◆ EXERCISE BRIEF:
Identify and reproduce every line holding the string "image".

◆ MATERIAL FOR THIS TASK:
* * *

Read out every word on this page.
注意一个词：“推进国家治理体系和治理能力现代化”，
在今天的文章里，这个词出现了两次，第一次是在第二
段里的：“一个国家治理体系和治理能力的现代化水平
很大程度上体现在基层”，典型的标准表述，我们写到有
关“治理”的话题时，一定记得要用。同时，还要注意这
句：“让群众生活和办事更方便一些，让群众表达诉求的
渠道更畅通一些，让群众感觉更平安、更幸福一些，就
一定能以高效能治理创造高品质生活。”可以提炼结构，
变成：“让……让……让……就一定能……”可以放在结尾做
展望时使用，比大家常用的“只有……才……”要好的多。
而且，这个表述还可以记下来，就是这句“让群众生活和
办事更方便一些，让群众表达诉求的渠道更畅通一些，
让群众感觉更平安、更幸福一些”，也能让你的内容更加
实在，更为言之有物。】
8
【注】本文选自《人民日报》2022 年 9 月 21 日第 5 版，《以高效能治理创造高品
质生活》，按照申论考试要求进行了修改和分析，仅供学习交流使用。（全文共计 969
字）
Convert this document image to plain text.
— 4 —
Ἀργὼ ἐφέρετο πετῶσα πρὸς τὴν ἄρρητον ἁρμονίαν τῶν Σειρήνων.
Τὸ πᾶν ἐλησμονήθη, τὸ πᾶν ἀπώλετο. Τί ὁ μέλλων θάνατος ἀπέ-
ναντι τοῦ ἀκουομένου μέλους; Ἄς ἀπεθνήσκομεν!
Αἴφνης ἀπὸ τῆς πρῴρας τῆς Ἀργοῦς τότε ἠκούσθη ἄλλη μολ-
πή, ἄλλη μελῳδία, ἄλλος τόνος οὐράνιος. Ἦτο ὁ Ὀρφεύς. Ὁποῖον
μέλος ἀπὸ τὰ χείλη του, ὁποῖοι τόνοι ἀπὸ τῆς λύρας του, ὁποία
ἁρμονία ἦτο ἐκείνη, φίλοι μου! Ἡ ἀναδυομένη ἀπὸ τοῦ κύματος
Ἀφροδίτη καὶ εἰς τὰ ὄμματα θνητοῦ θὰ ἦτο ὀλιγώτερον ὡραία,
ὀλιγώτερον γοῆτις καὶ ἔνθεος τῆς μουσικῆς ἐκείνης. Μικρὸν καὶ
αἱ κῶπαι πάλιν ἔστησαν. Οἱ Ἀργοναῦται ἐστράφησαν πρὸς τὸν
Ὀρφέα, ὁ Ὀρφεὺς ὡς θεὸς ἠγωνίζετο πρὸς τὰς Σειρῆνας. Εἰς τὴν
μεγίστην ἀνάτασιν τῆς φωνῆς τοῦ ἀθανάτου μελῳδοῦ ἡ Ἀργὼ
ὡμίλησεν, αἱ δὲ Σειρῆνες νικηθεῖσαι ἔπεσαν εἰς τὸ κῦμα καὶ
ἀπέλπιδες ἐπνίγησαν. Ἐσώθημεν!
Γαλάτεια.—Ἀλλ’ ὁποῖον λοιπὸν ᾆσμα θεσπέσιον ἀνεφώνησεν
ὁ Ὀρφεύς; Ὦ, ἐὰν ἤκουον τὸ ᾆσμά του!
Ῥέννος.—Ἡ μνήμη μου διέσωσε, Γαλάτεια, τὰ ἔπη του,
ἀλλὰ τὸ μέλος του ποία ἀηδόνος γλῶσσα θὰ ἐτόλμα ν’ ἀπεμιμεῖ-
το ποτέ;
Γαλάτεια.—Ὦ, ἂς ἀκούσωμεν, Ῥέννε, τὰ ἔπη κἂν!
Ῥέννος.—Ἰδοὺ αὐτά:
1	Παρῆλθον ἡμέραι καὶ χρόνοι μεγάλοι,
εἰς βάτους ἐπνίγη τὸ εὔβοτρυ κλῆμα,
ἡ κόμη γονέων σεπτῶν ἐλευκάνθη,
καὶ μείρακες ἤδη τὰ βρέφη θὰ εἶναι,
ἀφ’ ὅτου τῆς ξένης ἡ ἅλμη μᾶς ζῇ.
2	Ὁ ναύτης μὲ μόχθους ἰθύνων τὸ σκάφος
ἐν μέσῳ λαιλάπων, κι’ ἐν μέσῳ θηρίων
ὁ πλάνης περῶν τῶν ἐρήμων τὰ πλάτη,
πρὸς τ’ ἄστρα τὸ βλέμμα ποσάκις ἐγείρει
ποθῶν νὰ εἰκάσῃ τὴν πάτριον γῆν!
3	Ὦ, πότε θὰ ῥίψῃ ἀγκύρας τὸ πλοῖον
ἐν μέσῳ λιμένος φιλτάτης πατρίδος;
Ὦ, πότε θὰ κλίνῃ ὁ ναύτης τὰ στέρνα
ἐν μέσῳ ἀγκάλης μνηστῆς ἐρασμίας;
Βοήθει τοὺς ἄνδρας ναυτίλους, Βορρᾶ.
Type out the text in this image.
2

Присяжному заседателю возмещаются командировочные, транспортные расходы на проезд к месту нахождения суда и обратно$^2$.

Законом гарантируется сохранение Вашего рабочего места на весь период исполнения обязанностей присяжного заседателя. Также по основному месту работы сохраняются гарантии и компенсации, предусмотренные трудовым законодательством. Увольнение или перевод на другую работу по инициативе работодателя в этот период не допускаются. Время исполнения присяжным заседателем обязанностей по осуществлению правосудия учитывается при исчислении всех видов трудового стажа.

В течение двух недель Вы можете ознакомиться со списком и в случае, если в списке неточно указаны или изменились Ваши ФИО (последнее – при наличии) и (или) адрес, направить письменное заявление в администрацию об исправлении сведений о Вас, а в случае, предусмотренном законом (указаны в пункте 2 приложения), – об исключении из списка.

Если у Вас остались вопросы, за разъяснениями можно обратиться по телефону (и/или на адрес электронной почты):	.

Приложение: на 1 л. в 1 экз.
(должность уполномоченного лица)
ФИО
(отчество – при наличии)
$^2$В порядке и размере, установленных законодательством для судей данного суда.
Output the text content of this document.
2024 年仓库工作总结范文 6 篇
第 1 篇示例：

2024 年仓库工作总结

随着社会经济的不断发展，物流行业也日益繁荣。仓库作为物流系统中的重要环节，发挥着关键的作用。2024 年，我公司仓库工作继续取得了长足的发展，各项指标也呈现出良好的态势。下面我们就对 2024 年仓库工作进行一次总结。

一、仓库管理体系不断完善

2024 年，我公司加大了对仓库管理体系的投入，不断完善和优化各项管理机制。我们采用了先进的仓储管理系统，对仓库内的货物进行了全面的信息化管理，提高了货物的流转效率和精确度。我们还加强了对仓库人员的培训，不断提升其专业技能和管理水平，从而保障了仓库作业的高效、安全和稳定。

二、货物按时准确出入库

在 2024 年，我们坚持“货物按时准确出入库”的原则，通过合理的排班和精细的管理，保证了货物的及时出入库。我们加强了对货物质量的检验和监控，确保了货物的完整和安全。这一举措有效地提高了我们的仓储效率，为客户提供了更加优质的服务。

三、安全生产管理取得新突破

* * *

◆ TASK ANSWER:
Convert this document image to plain text.
Type out the text in this image.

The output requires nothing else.